* Start SUPPLIED ENTRIES *

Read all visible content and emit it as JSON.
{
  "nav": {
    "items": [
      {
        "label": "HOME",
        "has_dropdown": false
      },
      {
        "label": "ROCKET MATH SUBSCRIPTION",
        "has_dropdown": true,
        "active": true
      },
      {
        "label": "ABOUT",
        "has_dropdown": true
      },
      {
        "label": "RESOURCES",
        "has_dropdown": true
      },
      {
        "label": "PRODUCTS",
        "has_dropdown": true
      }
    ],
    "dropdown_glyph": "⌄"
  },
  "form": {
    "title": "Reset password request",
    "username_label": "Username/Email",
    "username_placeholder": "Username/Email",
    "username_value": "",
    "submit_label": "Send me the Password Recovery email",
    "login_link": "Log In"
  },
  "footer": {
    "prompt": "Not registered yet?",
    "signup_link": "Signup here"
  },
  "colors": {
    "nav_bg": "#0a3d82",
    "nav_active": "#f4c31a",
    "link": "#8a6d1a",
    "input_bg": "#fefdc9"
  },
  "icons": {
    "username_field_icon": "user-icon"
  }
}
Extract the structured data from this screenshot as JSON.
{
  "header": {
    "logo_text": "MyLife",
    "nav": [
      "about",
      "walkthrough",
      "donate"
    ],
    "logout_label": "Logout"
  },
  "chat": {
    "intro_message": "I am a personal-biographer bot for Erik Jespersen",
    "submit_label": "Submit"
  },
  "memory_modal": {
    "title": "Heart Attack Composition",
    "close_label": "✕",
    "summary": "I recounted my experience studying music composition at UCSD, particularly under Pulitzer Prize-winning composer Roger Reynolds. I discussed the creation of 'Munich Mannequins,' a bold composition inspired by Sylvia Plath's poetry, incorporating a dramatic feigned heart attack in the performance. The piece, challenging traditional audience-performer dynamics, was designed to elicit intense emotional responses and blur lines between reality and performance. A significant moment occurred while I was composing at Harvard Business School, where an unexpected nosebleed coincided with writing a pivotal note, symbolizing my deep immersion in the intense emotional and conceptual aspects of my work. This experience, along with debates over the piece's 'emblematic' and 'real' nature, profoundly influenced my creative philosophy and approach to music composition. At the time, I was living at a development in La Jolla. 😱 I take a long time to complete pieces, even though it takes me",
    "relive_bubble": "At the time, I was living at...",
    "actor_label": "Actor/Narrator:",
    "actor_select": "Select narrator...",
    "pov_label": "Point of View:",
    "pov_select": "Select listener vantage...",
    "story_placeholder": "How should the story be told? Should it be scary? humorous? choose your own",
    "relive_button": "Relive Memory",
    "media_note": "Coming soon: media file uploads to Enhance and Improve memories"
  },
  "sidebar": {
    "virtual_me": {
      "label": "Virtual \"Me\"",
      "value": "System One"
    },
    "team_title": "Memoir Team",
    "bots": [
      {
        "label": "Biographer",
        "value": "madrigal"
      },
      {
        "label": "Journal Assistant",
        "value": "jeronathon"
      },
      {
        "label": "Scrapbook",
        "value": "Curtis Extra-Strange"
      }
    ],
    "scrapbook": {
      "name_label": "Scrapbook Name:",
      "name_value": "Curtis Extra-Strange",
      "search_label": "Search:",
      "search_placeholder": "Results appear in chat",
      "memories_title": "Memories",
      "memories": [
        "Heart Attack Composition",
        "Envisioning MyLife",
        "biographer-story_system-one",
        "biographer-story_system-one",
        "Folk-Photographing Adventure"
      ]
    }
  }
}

* End SUPPLIED ENTRIES *

▸ **YOUR OBJECTIVE**:
Return all the data exactly as given.

▸ **SOLUTION TO THIS TASK**:
Read all visible content and emit it as JSON.
{
  "nav": {
    "items": [
      {
        "label": "HOME",
        "has_dropdown": false
      },
      {
        "label": "ROCKET MATH SUBSCRIPTION",
        "has_dropdown": true,
        "active": true
      },
      {
        "label": "ABOUT",
        "has_dropdown": true
      },
      {
        "label": "RESOURCES",
        "has_dropdown": true
      },
      {
        "label": "PRODUCTS",
        "has_dropdown": true
      }
    ],
    "dropdown_glyph": "⌄"
  },
  "form": {
    "title": "Reset password request",
    "username_label": "Username/Email",
    "username_placeholder": "Username/Email",
    "username_value": "",
    "submit_label": "Send me the Password Recovery email",
    "login_link": "Log In"
  },
  "footer": {
    "prompt": "Not registered yet?",
    "signup_link": "Signup here"
  },
  "colors": {
    "nav_bg": "#0a3d82",
    "nav_active": "#f4c31a",
    "link": "#8a6d1a",
    "input_bg": "#fefdc9"
  },
  "icons": {
    "username_field_icon": "user-icon"
  }
}
Extract the structured data from this screenshot as JSON.
{
  "header": {
    "logo_text": "MyLife",
    "nav": [
      "about",
      "walkthrough",
      "donate"
    ],
    "logout_label": "Logout"
  },
  "chat": {
    "intro_message": "I am a personal-biographer bot for Erik Jespersen",
    "submit_label": "Submit"
  },
  "memory_modal": {
    "title": "Heart Attack Composition",
    "close_label": "✕",
    "summary": "I recounted my experience studying music composition at UCSD, particularly under Pulitzer Prize-winning composer Roger Reynolds. I discussed the creation of 'Munich Mannequins,' a bold composition inspired by Sylvia Plath's poetry, incorporating a dramatic feigned heart attack in the performance. The piece, challenging traditional audience-performer dynamics, was designed to elicit intense emotional responses and blur lines between reality and performance. A significant moment occurred while I was composing at Harvard Business School, where an unexpected nosebleed coincided with writing a pivotal note, symbolizing my deep immersion in the intense emotional and conceptual aspects of my work. This experience, along with debates over the piece's 'emblematic' and 'real' nature, profoundly influenced my creative philosophy and approach to music composition. At the time, I was living at a development in La Jolla. 😱 I take a long time to complete pieces, even though it takes me",
    "relive_bubble": "At the time, I was living at...",
    "actor_label": "Actor/Narrator:",
    "actor_select": "Select narrator...",
    "pov_label": "Point of View:",
    "pov_select": "Select listener vantage...",
    "story_placeholder": "How should the story be told? Should it be scary? humorous? choose your own",
    "relive_button": "Relive Memory",
    "media_note": "Coming soon: media file uploads to Enhance and Improve memories"
  },
  "sidebar": {
    "virtual_me": {
      "label": "Virtual \"Me\"",
      "value": "System One"
    },
    "team_title": "Memoir Team",
    "bots": [
      {
        "label": "Biographer",
        "value": "madrigal"
      },
      {
        "label": "Journal Assistant",
        "value": "jeronathon"
      },
      {
        "label": "Scrapbook",
        "value": "Curtis Extra-Strange"
      }
    ],
    "scrapbook": {
      "name_label": "Scrapbook Name:",
      "name_value": "Curtis Extra-Strange",
      "search_label": "Search:",
      "search_placeholder": "Results appear in chat",
      "memories_title": "Memories",
      "memories": [
        "Heart Attack Composition",
        "Envisioning MyLife",
        "biographer-story_system-one",
        "biographer-story_system-one",
        "Folk-Photographing Adventure"
      ]
    }
  }
}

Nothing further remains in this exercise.